## BEGIN

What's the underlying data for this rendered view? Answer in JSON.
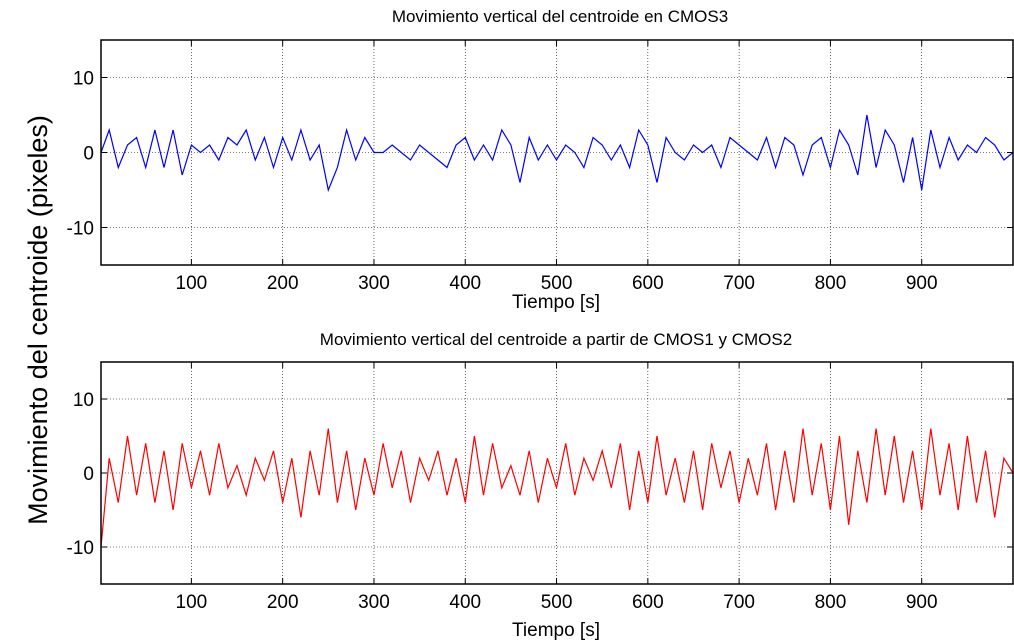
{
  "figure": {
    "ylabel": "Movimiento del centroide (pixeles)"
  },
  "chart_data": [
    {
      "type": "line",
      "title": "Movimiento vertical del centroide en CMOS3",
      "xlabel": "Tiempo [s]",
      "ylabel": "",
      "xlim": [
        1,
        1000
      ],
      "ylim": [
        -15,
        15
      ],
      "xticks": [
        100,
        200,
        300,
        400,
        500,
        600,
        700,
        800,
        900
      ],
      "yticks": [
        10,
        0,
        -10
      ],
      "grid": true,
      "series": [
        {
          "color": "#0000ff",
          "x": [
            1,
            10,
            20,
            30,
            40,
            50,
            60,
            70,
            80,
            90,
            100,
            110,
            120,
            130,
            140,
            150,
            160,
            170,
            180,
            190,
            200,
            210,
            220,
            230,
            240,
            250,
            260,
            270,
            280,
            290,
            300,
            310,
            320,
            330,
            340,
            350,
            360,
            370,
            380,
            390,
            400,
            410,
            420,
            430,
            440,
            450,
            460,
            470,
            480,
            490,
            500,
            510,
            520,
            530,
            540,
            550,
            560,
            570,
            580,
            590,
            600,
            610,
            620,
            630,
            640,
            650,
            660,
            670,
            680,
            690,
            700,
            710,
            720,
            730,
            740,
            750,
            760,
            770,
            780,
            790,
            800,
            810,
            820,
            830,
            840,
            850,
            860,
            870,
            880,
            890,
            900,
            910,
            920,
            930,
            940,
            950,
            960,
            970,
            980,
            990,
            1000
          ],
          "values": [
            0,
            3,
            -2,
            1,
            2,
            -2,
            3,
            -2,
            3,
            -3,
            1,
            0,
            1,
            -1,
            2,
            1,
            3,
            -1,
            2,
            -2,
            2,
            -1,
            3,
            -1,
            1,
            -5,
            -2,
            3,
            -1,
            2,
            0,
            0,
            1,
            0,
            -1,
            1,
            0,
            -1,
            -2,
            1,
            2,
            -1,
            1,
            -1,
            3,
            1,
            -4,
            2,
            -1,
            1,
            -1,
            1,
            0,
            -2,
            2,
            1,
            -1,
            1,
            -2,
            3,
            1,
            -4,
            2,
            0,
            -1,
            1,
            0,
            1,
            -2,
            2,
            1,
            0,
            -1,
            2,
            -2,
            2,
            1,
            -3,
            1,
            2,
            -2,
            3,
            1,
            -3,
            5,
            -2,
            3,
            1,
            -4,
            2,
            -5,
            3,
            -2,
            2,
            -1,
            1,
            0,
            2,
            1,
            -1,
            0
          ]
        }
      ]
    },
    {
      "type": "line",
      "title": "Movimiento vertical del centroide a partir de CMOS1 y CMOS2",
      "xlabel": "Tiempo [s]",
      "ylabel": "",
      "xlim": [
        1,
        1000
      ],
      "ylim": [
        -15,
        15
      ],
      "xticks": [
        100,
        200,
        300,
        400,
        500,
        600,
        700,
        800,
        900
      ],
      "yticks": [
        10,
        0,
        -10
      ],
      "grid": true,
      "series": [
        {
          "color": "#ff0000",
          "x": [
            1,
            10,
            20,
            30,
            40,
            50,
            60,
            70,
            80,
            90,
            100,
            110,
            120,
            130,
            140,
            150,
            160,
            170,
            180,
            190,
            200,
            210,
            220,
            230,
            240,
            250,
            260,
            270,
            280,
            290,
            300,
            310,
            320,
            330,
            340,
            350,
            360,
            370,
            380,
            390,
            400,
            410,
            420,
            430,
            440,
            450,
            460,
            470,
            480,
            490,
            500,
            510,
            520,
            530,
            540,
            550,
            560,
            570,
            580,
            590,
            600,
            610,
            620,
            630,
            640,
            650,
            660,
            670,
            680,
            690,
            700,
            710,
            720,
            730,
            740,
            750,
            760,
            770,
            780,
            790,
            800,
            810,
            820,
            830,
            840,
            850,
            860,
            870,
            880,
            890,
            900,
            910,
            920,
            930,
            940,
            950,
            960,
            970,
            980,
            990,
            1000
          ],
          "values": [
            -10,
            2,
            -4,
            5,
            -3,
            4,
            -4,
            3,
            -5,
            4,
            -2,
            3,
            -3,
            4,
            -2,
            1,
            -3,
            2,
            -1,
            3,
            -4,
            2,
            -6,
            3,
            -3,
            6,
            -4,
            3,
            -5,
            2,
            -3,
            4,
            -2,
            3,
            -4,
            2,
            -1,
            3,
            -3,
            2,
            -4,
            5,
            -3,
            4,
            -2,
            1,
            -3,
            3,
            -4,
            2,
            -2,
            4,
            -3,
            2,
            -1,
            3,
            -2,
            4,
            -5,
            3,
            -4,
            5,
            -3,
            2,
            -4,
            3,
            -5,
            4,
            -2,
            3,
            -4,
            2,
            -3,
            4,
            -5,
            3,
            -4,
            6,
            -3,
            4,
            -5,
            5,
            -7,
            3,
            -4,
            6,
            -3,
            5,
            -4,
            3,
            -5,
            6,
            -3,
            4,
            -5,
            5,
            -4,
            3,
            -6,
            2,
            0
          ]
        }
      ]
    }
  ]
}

## END

- [Task objective]:
Each line in the records above should be reproduced exactly; images are not copied.

- [Answer below]:
What's the underlying data for this rendered view? Answer in JSON.
{
  "figure": {
    "ylabel": "Movimiento del centroide (pixeles)"
  },
  "chart_data": [
    {
      "type": "line",
      "title": "Movimiento vertical del centroide en CMOS3",
      "xlabel": "Tiempo [s]",
      "ylabel": "",
      "xlim": [
        1,
        1000
      ],
      "ylim": [
        -15,
        15
      ],
      "xticks": [
        100,
        200,
        300,
        400,
        500,
        600,
        700,
        800,
        900
      ],
      "yticks": [
        10,
        0,
        -10
      ],
      "grid": true,
      "series": [
        {
          "color": "#0000ff",
          "x": [
            1,
            10,
            20,
            30,
            40,
            50,
            60,
            70,
            80,
            90,
            100,
            110,
            120,
            130,
            140,
            150,
            160,
            170,
            180,
            190,
            200,
            210,
            220,
            230,
            240,
            250,
            260,
            270,
            280,
            290,
            300,
            310,
            320,
            330,
            340,
            350,
            360,
            370,
            380,
            390,
            400,
            410,
            420,
            430,
            440,
            450,
            460,
            470,
            480,
            490,
            500,
            510,
            520,
            530,
            540,
            550,
            560,
            570,
            580,
            590,
            600,
            610,
            620,
            630,
            640,
            650,
            660,
            670,
            680,
            690,
            700,
            710,
            720,
            730,
            740,
            750,
            760,
            770,
            780,
            790,
            800,
            810,
            820,
            830,
            840,
            850,
            860,
            870,
            880,
            890,
            900,
            910,
            920,
            930,
            940,
            950,
            960,
            970,
            980,
            990,
            1000
          ],
          "values": [
            0,
            3,
            -2,
            1,
            2,
            -2,
            3,
            -2,
            3,
            -3,
            1,
            0,
            1,
            -1,
            2,
            1,
            3,
            -1,
            2,
            -2,
            2,
            -1,
            3,
            -1,
            1,
            -5,
            -2,
            3,
            -1,
            2,
            0,
            0,
            1,
            0,
            -1,
            1,
            0,
            -1,
            -2,
            1,
            2,
            -1,
            1,
            -1,
            3,
            1,
            -4,
            2,
            -1,
            1,
            -1,
            1,
            0,
            -2,
            2,
            1,
            -1,
            1,
            -2,
            3,
            1,
            -4,
            2,
            0,
            -1,
            1,
            0,
            1,
            -2,
            2,
            1,
            0,
            -1,
            2,
            -2,
            2,
            1,
            -3,
            1,
            2,
            -2,
            3,
            1,
            -3,
            5,
            -2,
            3,
            1,
            -4,
            2,
            -5,
            3,
            -2,
            2,
            -1,
            1,
            0,
            2,
            1,
            -1,
            0
          ]
        }
      ]
    },
    {
      "type": "line",
      "title": "Movimiento vertical del centroide a partir de CMOS1 y CMOS2",
      "xlabel": "Tiempo [s]",
      "ylabel": "",
      "xlim": [
        1,
        1000
      ],
      "ylim": [
        -15,
        15
      ],
      "xticks": [
        100,
        200,
        300,
        400,
        500,
        600,
        700,
        800,
        900
      ],
      "yticks": [
        10,
        0,
        -10
      ],
      "grid": true,
      "series": [
        {
          "color": "#ff0000",
          "x": [
            1,
            10,
            20,
            30,
            40,
            50,
            60,
            70,
            80,
            90,
            100,
            110,
            120,
            130,
            140,
            150,
            160,
            170,
            180,
            190,
            200,
            210,
            220,
            230,
            240,
            250,
            260,
            270,
            280,
            290,
            300,
            310,
            320,
            330,
            340,
            350,
            360,
            370,
            380,
            390,
            400,
            410,
            420,
            430,
            440,
            450,
            460,
            470,
            480,
            490,
            500,
            510,
            520,
            530,
            540,
            550,
            560,
            570,
            580,
            590,
            600,
            610,
            620,
            630,
            640,
            650,
            660,
            670,
            680,
            690,
            700,
            710,
            720,
            730,
            740,
            750,
            760,
            770,
            780,
            790,
            800,
            810,
            820,
            830,
            840,
            850,
            860,
            870,
            880,
            890,
            900,
            910,
            920,
            930,
            940,
            950,
            960,
            970,
            980,
            990,
            1000
          ],
          "values": [
            -10,
            2,
            -4,
            5,
            -3,
            4,
            -4,
            3,
            -5,
            4,
            -2,
            3,
            -3,
            4,
            -2,
            1,
            -3,
            2,
            -1,
            3,
            -4,
            2,
            -6,
            3,
            -3,
            6,
            -4,
            3,
            -5,
            2,
            -3,
            4,
            -2,
            3,
            -4,
            2,
            -1,
            3,
            -3,
            2,
            -4,
            5,
            -3,
            4,
            -2,
            1,
            -3,
            3,
            -4,
            2,
            -2,
            4,
            -3,
            2,
            -1,
            3,
            -2,
            4,
            -5,
            3,
            -4,
            5,
            -3,
            2,
            -4,
            3,
            -5,
            4,
            -2,
            3,
            -4,
            2,
            -3,
            4,
            -5,
            3,
            -4,
            6,
            -3,
            4,
            -5,
            5,
            -7,
            3,
            -4,
            6,
            -3,
            5,
            -4,
            3,
            -5,
            6,
            -3,
            4,
            -5,
            5,
            -4,
            3,
            -6,
            2,
            0
          ]
        }
      ]
    }
  ]
}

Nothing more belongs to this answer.